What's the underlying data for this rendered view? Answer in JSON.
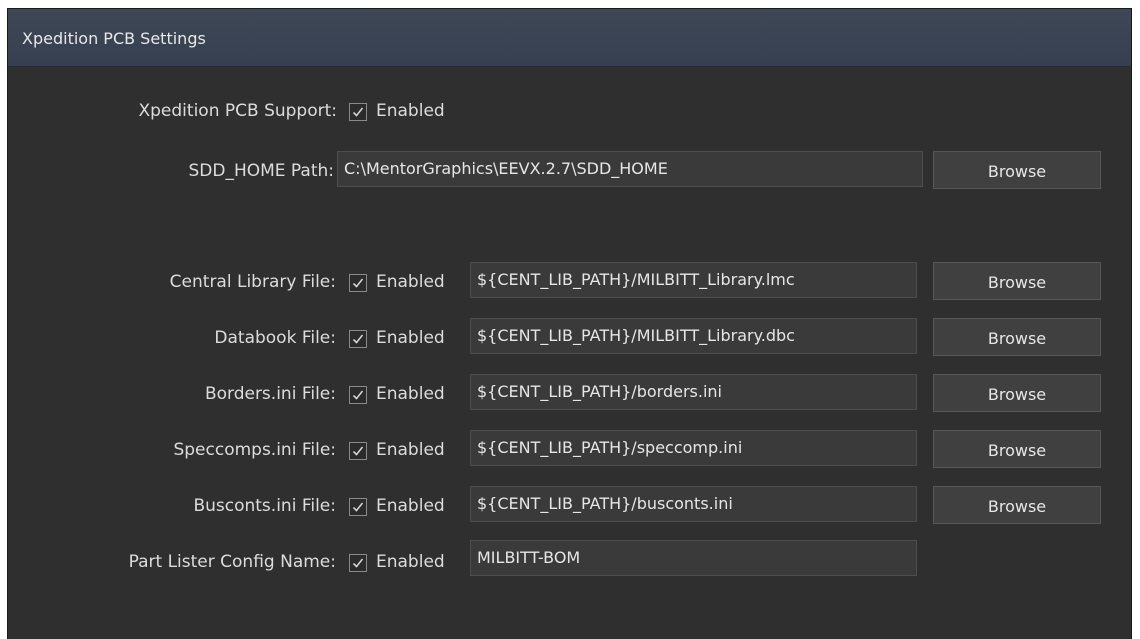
{
  "panel": {
    "title": "Xpedition PCB Settings"
  },
  "support": {
    "label": "Xpedition PCB Support:",
    "checkbox_label": "Enabled",
    "checked": true
  },
  "sdd_home": {
    "label": "SDD_HOME Path:",
    "value": "C:\\MentorGraphics\\EEVX.2.7\\SDD_HOME",
    "browse_label": "Browse"
  },
  "files": [
    {
      "label": "Central Library File:",
      "checkbox_label": "Enabled",
      "checked": true,
      "value": "${CENT_LIB_PATH}/MILBITT_Library.lmc",
      "browse_label": "Browse"
    },
    {
      "label": "Databook File:",
      "checkbox_label": "Enabled",
      "checked": true,
      "value": "${CENT_LIB_PATH}/MILBITT_Library.dbc",
      "browse_label": "Browse"
    },
    {
      "label": "Borders.ini File:",
      "checkbox_label": "Enabled",
      "checked": true,
      "value": "${CENT_LIB_PATH}/borders.ini",
      "browse_label": "Browse"
    },
    {
      "label": "Speccomps.ini File:",
      "checkbox_label": "Enabled",
      "checked": true,
      "value": "${CENT_LIB_PATH}/speccomp.ini",
      "browse_label": "Browse"
    },
    {
      "label": "Busconts.ini File:",
      "checkbox_label": "Enabled",
      "checked": true,
      "value": "${CENT_LIB_PATH}/busconts.ini",
      "browse_label": "Browse"
    }
  ],
  "part_lister": {
    "label": "Part Lister Config Name:",
    "checkbox_label": "Enabled",
    "checked": true,
    "value": "MILBITT-BOM"
  }
}
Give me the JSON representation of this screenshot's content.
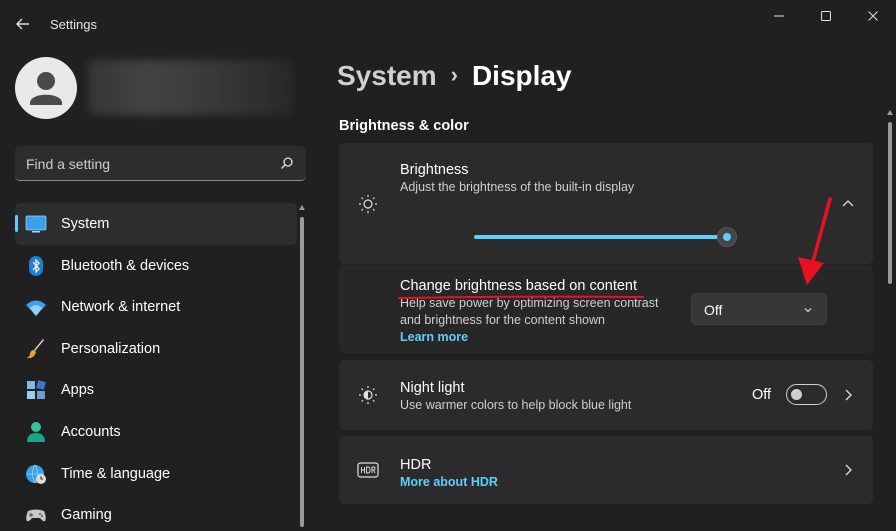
{
  "window": {
    "title": "Settings",
    "back_icon": "back-arrow-icon",
    "controls": [
      "minimize-icon",
      "maximize-icon",
      "close-icon"
    ]
  },
  "search": {
    "placeholder": "Find a setting",
    "icon": "search-icon"
  },
  "sidebar": {
    "items": [
      {
        "label": "System",
        "icon": "system-icon",
        "active": true
      },
      {
        "label": "Bluetooth & devices",
        "icon": "bluetooth-icon"
      },
      {
        "label": "Network & internet",
        "icon": "wifi-icon"
      },
      {
        "label": "Personalization",
        "icon": "paintbrush-icon"
      },
      {
        "label": "Apps",
        "icon": "apps-icon"
      },
      {
        "label": "Accounts",
        "icon": "accounts-icon"
      },
      {
        "label": "Time & language",
        "icon": "globe-clock-icon"
      },
      {
        "label": "Gaming",
        "icon": "gamepad-icon"
      }
    ]
  },
  "header": {
    "parent": "System",
    "separator": "›",
    "current": "Display"
  },
  "section": {
    "title": "Brightness & color"
  },
  "brightness": {
    "title": "Brightness",
    "description": "Adjust the brightness of the built-in display",
    "level": 0.96,
    "icon": "sun-icon"
  },
  "content_brightness": {
    "title": "Change brightness based on content",
    "description_line1": "Help save power by optimizing screen contrast",
    "description_line2": "and brightness for the content shown",
    "link": "Learn more",
    "value": "Off"
  },
  "night_light": {
    "title": "Night light",
    "description": "Use warmer colors to help block blue light",
    "state": "Off",
    "icon": "night-light-icon"
  },
  "hdr": {
    "title": "HDR",
    "link": "More about HDR",
    "icon": "hdr-icon"
  },
  "colors": {
    "accent": "#60cdff",
    "annotation": "#e81123"
  }
}
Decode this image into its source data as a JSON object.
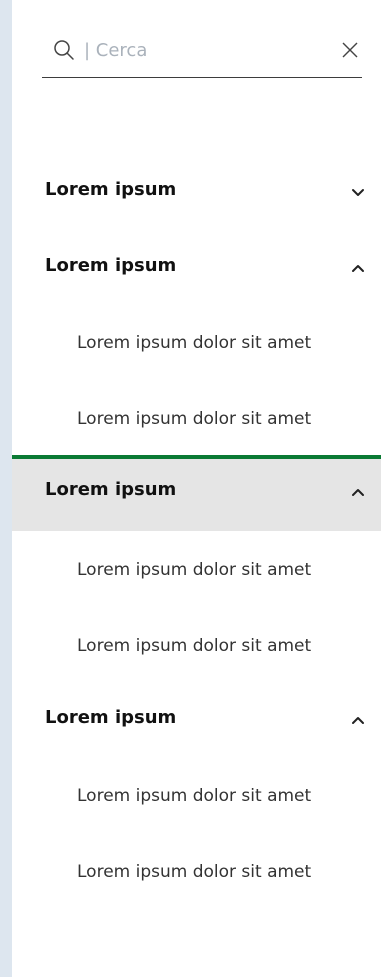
{
  "search": {
    "placeholder": "| Cerca",
    "icon": "search-icon",
    "clear_icon": "close-icon"
  },
  "colors": {
    "page_background": "#dde6ef",
    "panel_background": "#ffffff",
    "active_background": "#e5e5e5",
    "active_accent": "#0a7a34",
    "text_primary": "#111111",
    "text_secondary": "#333333"
  },
  "menu": {
    "sections": [
      {
        "title": "Lorem ipsum",
        "expanded": false,
        "active": false,
        "items": []
      },
      {
        "title": "Lorem ipsum",
        "expanded": true,
        "active": false,
        "items": [
          "Lorem ipsum dolor sit amet",
          "Lorem ipsum dolor sit amet"
        ]
      },
      {
        "title": "Lorem ipsum",
        "expanded": true,
        "active": true,
        "items": [
          "Lorem ipsum dolor sit amet",
          "Lorem ipsum dolor sit amet"
        ]
      },
      {
        "title": "Lorem ipsum",
        "expanded": true,
        "active": false,
        "items": [
          "Lorem ipsum dolor sit amet",
          "Lorem ipsum dolor sit amet"
        ]
      }
    ]
  }
}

- **Short task**: Report back each line of the entries that holds the string "JSON".

- **Exercise answer**:
What's the underlying data for this rendered view? Answer in JSON.
Give me the JSON representation of this screenshot's content.
Decode this image into its source data as a JSON object.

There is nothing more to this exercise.